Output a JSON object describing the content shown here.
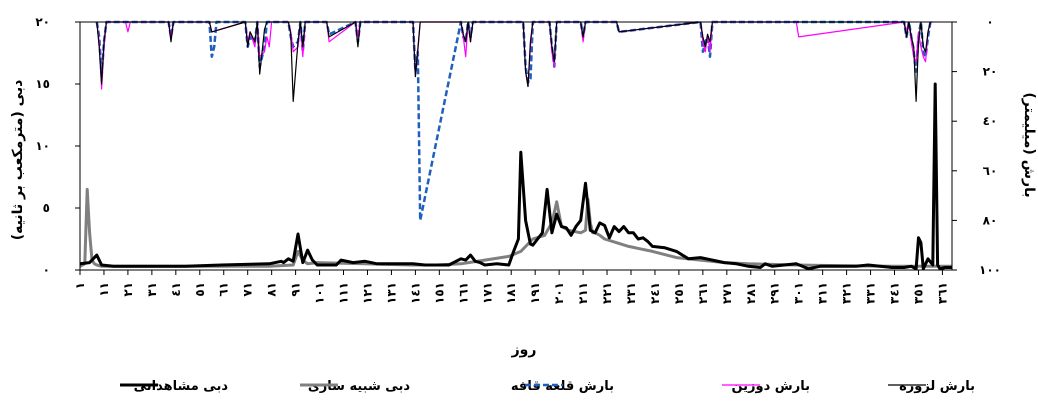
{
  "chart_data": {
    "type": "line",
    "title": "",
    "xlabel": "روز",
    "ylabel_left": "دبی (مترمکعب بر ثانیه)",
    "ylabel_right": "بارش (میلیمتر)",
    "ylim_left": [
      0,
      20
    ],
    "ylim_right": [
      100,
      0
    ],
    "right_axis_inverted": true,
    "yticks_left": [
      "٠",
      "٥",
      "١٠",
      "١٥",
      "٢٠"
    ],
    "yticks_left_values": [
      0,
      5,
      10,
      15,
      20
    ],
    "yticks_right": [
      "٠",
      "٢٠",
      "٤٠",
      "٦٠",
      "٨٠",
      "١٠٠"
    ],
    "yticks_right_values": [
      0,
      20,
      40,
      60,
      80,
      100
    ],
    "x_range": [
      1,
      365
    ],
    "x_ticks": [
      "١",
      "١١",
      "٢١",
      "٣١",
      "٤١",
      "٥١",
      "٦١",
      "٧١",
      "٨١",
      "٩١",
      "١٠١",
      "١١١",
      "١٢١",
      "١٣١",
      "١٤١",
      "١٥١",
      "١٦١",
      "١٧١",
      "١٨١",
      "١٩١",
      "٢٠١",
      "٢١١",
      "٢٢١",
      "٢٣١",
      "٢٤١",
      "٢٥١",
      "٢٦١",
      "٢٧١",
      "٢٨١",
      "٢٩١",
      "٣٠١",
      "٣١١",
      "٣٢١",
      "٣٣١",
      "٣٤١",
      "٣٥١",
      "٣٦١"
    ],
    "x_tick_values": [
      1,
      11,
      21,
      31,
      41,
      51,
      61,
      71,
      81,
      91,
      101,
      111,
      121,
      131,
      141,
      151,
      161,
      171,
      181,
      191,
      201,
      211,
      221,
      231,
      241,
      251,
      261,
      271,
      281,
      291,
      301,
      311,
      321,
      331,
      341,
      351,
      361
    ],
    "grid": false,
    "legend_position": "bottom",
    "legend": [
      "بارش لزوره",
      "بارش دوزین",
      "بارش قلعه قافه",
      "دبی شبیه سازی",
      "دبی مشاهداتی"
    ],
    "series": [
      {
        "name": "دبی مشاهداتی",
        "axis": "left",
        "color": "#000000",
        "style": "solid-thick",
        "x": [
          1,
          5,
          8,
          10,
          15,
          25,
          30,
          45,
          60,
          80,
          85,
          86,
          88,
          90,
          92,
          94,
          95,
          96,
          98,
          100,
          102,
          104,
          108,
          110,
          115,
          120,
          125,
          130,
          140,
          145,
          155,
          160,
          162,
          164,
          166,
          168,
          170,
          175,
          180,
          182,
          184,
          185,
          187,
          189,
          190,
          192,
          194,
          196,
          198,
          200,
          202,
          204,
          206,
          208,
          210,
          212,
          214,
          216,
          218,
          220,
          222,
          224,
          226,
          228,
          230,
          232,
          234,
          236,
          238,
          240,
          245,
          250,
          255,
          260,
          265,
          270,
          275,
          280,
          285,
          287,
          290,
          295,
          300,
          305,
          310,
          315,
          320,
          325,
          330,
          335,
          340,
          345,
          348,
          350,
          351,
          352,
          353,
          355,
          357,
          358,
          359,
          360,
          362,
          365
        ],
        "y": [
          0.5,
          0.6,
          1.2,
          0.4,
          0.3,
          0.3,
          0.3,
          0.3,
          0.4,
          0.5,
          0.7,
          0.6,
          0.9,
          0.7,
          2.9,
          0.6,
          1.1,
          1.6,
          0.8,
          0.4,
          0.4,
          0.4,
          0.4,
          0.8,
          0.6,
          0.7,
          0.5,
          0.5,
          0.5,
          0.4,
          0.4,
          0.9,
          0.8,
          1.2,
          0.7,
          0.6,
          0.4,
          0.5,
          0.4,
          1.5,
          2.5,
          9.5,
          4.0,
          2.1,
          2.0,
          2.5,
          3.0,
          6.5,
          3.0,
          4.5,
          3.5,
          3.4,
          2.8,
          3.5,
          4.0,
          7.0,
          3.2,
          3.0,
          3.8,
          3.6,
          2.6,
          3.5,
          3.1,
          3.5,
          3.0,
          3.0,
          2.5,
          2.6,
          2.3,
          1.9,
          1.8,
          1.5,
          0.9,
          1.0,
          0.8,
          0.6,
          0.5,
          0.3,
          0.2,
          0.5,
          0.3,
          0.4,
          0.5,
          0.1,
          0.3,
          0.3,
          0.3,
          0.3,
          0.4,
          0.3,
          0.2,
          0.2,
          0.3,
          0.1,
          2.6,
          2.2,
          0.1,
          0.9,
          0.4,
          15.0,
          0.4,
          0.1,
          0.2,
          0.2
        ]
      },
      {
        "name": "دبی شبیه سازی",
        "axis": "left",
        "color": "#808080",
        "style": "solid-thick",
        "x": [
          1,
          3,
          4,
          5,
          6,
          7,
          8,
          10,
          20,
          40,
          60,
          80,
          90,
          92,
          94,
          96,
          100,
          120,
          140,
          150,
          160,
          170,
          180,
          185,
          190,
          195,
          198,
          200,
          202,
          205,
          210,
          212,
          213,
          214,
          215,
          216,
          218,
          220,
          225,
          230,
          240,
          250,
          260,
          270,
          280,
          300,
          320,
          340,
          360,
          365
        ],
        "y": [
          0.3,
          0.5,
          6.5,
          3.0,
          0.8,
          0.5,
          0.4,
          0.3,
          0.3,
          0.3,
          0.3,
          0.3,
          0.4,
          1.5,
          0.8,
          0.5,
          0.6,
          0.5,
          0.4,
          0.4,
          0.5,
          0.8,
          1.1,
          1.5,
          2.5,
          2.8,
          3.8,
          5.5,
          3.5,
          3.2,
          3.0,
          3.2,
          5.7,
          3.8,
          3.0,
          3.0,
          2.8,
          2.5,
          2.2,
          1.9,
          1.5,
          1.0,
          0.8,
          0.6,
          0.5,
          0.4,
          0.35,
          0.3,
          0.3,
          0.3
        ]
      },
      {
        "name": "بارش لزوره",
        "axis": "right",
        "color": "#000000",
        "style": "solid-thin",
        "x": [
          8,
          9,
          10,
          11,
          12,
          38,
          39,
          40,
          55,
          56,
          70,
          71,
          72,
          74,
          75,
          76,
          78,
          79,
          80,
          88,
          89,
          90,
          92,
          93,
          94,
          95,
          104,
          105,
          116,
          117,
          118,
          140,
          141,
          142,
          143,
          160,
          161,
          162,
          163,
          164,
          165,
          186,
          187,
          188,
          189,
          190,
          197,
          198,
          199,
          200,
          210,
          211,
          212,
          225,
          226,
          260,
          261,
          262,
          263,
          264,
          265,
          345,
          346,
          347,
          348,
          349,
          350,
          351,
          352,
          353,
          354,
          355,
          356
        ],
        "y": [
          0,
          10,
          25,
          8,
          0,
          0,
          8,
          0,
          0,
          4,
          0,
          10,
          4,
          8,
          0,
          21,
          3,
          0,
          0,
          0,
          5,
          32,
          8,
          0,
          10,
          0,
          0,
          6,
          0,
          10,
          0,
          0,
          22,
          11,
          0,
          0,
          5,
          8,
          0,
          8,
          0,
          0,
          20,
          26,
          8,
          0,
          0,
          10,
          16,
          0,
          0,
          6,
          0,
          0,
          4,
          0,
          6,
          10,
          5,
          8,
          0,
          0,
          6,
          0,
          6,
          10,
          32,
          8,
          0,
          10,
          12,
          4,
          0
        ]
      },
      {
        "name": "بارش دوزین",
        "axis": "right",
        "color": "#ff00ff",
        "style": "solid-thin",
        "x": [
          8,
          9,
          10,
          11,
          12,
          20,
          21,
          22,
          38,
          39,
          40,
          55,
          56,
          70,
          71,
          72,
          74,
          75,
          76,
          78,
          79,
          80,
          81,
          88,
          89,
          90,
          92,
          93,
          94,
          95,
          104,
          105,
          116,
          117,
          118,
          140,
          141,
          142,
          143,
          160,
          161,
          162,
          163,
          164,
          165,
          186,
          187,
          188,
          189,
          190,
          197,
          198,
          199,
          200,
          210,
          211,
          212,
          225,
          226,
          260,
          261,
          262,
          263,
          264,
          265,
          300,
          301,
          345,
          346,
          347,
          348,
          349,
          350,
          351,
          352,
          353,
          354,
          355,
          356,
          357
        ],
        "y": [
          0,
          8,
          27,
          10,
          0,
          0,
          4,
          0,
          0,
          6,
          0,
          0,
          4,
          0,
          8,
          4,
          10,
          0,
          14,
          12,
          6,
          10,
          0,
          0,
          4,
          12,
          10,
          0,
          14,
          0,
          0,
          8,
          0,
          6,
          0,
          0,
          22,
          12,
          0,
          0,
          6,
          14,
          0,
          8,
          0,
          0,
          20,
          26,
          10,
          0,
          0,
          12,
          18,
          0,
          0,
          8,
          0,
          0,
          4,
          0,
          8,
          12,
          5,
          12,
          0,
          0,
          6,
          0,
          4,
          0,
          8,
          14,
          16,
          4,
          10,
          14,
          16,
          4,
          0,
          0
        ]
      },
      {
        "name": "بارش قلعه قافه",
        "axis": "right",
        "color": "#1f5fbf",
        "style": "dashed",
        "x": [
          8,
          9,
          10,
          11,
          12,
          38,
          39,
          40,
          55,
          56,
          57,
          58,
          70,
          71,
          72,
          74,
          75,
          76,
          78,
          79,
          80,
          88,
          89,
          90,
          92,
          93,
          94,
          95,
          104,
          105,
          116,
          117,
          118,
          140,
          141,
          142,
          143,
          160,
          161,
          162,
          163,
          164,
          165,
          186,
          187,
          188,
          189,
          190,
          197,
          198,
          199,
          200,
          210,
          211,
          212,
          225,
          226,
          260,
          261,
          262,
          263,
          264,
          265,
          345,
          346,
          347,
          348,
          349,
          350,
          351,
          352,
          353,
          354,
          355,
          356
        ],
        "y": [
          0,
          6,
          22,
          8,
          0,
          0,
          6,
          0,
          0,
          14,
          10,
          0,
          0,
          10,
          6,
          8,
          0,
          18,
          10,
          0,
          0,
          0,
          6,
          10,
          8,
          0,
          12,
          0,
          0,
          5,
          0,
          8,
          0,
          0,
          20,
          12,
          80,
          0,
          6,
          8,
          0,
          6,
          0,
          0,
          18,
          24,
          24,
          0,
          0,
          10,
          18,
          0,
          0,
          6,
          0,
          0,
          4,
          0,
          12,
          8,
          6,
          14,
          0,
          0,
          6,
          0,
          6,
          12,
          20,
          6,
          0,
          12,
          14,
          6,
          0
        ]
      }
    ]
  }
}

* **Task description**
Find the lines containing "color" and list every one of them.

* **Result for this task**
        "color": "#000000",
        "color": "#808080",
        "color": "#000000",
        "color": "#ff00ff",
        "color": "#1f5fbf",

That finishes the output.